RAW DATA ▸
— start —
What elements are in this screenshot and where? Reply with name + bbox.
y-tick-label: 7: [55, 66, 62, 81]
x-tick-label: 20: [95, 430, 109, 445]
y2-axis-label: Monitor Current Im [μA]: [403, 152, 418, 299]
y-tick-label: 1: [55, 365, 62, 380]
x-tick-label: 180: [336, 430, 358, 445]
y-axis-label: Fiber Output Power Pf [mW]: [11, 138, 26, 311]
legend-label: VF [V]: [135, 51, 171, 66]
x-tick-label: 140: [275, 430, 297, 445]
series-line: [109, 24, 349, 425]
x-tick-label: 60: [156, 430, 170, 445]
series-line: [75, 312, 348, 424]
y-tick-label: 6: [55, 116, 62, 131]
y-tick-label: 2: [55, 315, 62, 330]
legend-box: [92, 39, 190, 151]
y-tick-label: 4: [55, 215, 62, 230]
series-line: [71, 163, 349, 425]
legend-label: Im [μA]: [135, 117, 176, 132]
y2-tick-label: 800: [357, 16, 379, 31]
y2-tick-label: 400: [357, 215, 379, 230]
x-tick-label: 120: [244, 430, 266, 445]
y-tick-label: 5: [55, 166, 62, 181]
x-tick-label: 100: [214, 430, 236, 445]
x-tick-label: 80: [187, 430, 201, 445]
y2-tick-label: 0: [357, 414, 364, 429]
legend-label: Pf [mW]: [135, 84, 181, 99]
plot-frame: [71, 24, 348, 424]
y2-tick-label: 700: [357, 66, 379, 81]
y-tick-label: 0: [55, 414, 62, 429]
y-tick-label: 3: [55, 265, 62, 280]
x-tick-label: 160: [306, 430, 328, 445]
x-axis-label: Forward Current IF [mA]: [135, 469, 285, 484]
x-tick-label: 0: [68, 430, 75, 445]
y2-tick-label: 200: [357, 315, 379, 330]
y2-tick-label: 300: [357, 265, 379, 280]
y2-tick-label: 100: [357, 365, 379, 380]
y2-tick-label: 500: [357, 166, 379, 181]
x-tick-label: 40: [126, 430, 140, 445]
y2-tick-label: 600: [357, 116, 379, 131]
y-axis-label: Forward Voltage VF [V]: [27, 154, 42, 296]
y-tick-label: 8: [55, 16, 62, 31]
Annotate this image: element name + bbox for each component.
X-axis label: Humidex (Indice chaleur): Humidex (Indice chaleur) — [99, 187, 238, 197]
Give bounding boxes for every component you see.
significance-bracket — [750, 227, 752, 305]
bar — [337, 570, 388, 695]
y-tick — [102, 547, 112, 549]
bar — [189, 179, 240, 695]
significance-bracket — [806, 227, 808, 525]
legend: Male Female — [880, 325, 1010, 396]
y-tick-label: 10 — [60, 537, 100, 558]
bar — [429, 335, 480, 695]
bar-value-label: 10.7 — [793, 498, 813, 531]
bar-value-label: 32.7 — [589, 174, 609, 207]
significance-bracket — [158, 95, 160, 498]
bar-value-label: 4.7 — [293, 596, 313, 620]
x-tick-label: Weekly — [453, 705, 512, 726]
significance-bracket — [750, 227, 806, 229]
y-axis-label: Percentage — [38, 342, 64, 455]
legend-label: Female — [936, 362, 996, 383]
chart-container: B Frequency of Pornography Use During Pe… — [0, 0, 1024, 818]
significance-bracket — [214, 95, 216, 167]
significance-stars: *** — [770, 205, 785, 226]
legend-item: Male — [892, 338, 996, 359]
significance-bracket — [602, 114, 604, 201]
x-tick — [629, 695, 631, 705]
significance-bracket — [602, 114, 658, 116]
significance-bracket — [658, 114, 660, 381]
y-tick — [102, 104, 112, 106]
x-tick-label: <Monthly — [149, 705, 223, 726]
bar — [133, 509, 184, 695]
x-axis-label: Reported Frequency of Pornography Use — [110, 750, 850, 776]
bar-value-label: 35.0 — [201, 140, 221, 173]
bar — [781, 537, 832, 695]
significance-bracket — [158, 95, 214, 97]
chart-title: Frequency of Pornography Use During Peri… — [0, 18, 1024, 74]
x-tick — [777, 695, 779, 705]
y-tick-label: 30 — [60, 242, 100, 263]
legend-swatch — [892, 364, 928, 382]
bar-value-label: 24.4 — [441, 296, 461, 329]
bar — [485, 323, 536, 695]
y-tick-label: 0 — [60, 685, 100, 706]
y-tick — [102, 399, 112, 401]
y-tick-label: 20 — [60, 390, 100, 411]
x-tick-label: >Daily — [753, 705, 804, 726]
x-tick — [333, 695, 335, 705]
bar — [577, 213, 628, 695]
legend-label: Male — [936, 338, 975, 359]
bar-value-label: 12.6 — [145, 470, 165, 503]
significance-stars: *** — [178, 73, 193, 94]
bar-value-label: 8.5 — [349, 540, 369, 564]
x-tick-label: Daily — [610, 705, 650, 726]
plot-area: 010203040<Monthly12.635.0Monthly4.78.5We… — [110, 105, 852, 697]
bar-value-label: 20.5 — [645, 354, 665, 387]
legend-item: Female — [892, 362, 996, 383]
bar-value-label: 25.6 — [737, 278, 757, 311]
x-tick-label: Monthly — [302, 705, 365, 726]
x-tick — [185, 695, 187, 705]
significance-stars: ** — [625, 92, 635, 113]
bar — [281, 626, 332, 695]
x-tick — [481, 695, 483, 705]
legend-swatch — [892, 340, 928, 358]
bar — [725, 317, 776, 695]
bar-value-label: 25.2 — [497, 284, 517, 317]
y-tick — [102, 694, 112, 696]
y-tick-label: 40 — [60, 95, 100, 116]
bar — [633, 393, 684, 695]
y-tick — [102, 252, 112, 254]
— end —
Output every line of the listing above, unchanged and in the same order.

What elements are in this screenshot and where? Reply with name + bbox.
y-tick-label: 7: [55, 66, 62, 81]
x-tick-label: 20: [95, 430, 109, 445]
y2-axis-label: Monitor Current Im [μA]: [403, 152, 418, 299]
y-tick-label: 1: [55, 365, 62, 380]
x-tick-label: 180: [336, 430, 358, 445]
y-axis-label: Fiber Output Power Pf [mW]: [11, 138, 26, 311]
legend-label: VF [V]: [135, 51, 171, 66]
x-tick-label: 140: [275, 430, 297, 445]
series-line: [109, 24, 349, 425]
x-tick-label: 60: [156, 430, 170, 445]
series-line: [75, 312, 348, 424]
y-tick-label: 6: [55, 116, 62, 131]
y-tick-label: 2: [55, 315, 62, 330]
legend-box: [92, 39, 190, 151]
y-tick-label: 4: [55, 215, 62, 230]
series-line: [71, 163, 349, 425]
legend-label: Im [μA]: [135, 117, 176, 132]
y2-tick-label: 800: [357, 16, 379, 31]
y2-tick-label: 400: [357, 215, 379, 230]
x-tick-label: 120: [244, 430, 266, 445]
y-tick-label: 5: [55, 166, 62, 181]
x-tick-label: 100: [214, 430, 236, 445]
x-tick-label: 80: [187, 430, 201, 445]
y2-tick-label: 0: [357, 414, 364, 429]
legend-label: Pf [mW]: [135, 84, 181, 99]
plot-frame: [71, 24, 348, 424]
y2-tick-label: 700: [357, 66, 379, 81]
y-tick-label: 0: [55, 414, 62, 429]
y-tick-label: 3: [55, 265, 62, 280]
x-tick-label: 160: [306, 430, 328, 445]
x-axis-label: Forward Current IF [mA]: [135, 469, 285, 484]
x-tick-label: 0: [68, 430, 75, 445]
y2-tick-label: 200: [357, 315, 379, 330]
y2-tick-label: 300: [357, 265, 379, 280]
y2-tick-label: 100: [357, 365, 379, 380]
y2-tick-label: 500: [357, 166, 379, 181]
x-tick-label: 40: [126, 430, 140, 445]
y2-tick-label: 600: [357, 116, 379, 131]
y-axis-label: Forward Voltage VF [V]: [27, 154, 42, 296]
y-tick-label: 8: [55, 16, 62, 31]
Annotate this image: element name + bbox for each component.
X-axis label: Humidex (Indice chaleur): Humidex (Indice chaleur) — [99, 187, 238, 197]
Give bounding boxes for every component you see.
significance-bracket — [750, 227, 752, 305]
bar — [337, 570, 388, 695]
y-tick — [102, 547, 112, 549]
bar — [189, 179, 240, 695]
significance-bracket — [806, 227, 808, 525]
legend: Male Female — [880, 325, 1010, 396]
y-tick-label: 10 — [60, 537, 100, 558]
bar — [429, 335, 480, 695]
bar-value-label: 10.7 — [793, 498, 813, 531]
bar-value-label: 32.7 — [589, 174, 609, 207]
significance-bracket — [158, 95, 160, 498]
bar-value-label: 4.7 — [293, 596, 313, 620]
x-tick-label: Weekly — [453, 705, 512, 726]
significance-bracket — [750, 227, 806, 229]
y-axis-label: Percentage — [38, 342, 64, 455]
legend-label: Female — [936, 362, 996, 383]
chart-container: B Frequency of Pornography Use During Pe… — [0, 0, 1024, 818]
significance-bracket — [214, 95, 216, 167]
significance-stars: *** — [770, 205, 785, 226]
legend-item: Male — [892, 338, 996, 359]
significance-bracket — [602, 114, 604, 201]
x-tick — [629, 695, 631, 705]
significance-bracket — [602, 114, 658, 116]
significance-bracket — [658, 114, 660, 381]
y-tick — [102, 104, 112, 106]
x-tick-label: <Monthly — [149, 705, 223, 726]
bar — [133, 509, 184, 695]
x-axis-label: Reported Frequency of Pornography Use — [110, 750, 850, 776]
bar-value-label: 35.0 — [201, 140, 221, 173]
bar — [781, 537, 832, 695]
significance-bracket — [158, 95, 214, 97]
chart-title: Frequency of Pornography Use During Peri… — [0, 18, 1024, 74]
x-tick — [777, 695, 779, 705]
y-tick-label: 30 — [60, 242, 100, 263]
legend-swatch — [892, 364, 928, 382]
bar-value-label: 24.4 — [441, 296, 461, 329]
bar — [485, 323, 536, 695]
y-tick-label: 0 — [60, 685, 100, 706]
y-tick — [102, 399, 112, 401]
y-tick-label: 20 — [60, 390, 100, 411]
x-tick-label: >Daily — [753, 705, 804, 726]
x-tick — [333, 695, 335, 705]
bar — [577, 213, 628, 695]
legend-label: Male — [936, 338, 975, 359]
bar-value-label: 12.6 — [145, 470, 165, 503]
significance-stars: *** — [178, 73, 193, 94]
bar-value-label: 8.5 — [349, 540, 369, 564]
x-tick-label: Daily — [610, 705, 650, 726]
plot-area: 010203040<Monthly12.635.0Monthly4.78.5We… — [110, 105, 852, 697]
bar-value-label: 20.5 — [645, 354, 665, 387]
legend-item: Female — [892, 362, 996, 383]
bar-value-label: 25.6 — [737, 278, 757, 311]
x-tick-label: Monthly — [302, 705, 365, 726]
x-tick — [185, 695, 187, 705]
significance-stars: ** — [625, 92, 635, 113]
bar — [281, 626, 332, 695]
x-tick — [481, 695, 483, 705]
legend-swatch — [892, 340, 928, 358]
bar — [725, 317, 776, 695]
bar-value-label: 25.2 — [497, 284, 517, 317]
y-tick — [102, 694, 112, 696]
y-tick-label: 40 — [60, 95, 100, 116]
bar — [633, 393, 684, 695]
y-tick — [102, 252, 112, 254]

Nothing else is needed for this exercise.